[Stored dataset items]
┌────────

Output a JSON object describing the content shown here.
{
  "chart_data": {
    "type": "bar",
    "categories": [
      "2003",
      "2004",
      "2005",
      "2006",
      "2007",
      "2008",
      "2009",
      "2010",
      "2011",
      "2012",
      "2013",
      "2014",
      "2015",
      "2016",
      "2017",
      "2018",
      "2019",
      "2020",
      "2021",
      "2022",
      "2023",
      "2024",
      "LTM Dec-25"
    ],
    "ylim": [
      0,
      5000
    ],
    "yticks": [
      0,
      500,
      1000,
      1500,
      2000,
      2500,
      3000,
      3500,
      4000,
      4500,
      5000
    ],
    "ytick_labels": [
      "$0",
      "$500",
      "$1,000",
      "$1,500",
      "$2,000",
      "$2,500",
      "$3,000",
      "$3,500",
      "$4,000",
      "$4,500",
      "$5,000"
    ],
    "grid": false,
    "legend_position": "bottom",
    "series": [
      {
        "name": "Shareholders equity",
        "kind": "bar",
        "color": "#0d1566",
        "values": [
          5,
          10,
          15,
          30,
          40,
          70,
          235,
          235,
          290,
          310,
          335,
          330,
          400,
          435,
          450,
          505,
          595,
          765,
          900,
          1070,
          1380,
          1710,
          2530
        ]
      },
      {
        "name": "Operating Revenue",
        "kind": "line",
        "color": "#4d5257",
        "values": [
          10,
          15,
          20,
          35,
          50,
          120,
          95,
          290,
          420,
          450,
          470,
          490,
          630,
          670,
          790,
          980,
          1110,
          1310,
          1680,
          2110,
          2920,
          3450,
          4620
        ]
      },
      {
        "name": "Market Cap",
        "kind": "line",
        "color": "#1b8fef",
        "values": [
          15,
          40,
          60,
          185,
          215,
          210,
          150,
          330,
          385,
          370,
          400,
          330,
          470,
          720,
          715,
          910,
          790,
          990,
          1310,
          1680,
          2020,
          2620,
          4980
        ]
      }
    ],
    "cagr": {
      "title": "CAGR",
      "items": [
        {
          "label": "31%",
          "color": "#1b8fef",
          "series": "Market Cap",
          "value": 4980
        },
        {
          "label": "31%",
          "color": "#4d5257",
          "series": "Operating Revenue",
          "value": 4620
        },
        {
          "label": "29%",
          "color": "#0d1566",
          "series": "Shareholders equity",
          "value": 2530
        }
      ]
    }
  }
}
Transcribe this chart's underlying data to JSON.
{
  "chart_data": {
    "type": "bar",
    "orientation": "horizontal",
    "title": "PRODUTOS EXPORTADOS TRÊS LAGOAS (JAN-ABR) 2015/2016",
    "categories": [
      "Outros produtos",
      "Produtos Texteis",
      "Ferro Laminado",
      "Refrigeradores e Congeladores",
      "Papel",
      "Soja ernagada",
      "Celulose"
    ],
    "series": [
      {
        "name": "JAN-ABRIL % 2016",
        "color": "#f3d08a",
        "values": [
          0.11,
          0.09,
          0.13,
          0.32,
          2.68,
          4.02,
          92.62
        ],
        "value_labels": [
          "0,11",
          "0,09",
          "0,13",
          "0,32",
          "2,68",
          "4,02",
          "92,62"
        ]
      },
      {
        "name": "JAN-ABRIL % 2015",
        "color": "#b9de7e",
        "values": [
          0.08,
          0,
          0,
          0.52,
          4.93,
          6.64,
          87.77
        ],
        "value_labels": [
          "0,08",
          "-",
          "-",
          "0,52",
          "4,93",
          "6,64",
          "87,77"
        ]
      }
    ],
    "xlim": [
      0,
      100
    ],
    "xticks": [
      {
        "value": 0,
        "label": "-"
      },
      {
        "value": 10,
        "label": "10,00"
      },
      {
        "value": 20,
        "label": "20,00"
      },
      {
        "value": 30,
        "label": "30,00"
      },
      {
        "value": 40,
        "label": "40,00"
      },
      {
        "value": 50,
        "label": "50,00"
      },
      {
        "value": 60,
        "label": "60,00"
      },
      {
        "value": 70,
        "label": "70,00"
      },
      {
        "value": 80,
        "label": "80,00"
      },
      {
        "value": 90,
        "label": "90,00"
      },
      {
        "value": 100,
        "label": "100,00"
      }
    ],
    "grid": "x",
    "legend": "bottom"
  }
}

└────────

▶ **Description of the task**
Where does the word "Operating" appear? Return each line that holds it.

▶ **Answer for this exercise**
        "name": "Operating Revenue",
          "series": "Operating Revenue",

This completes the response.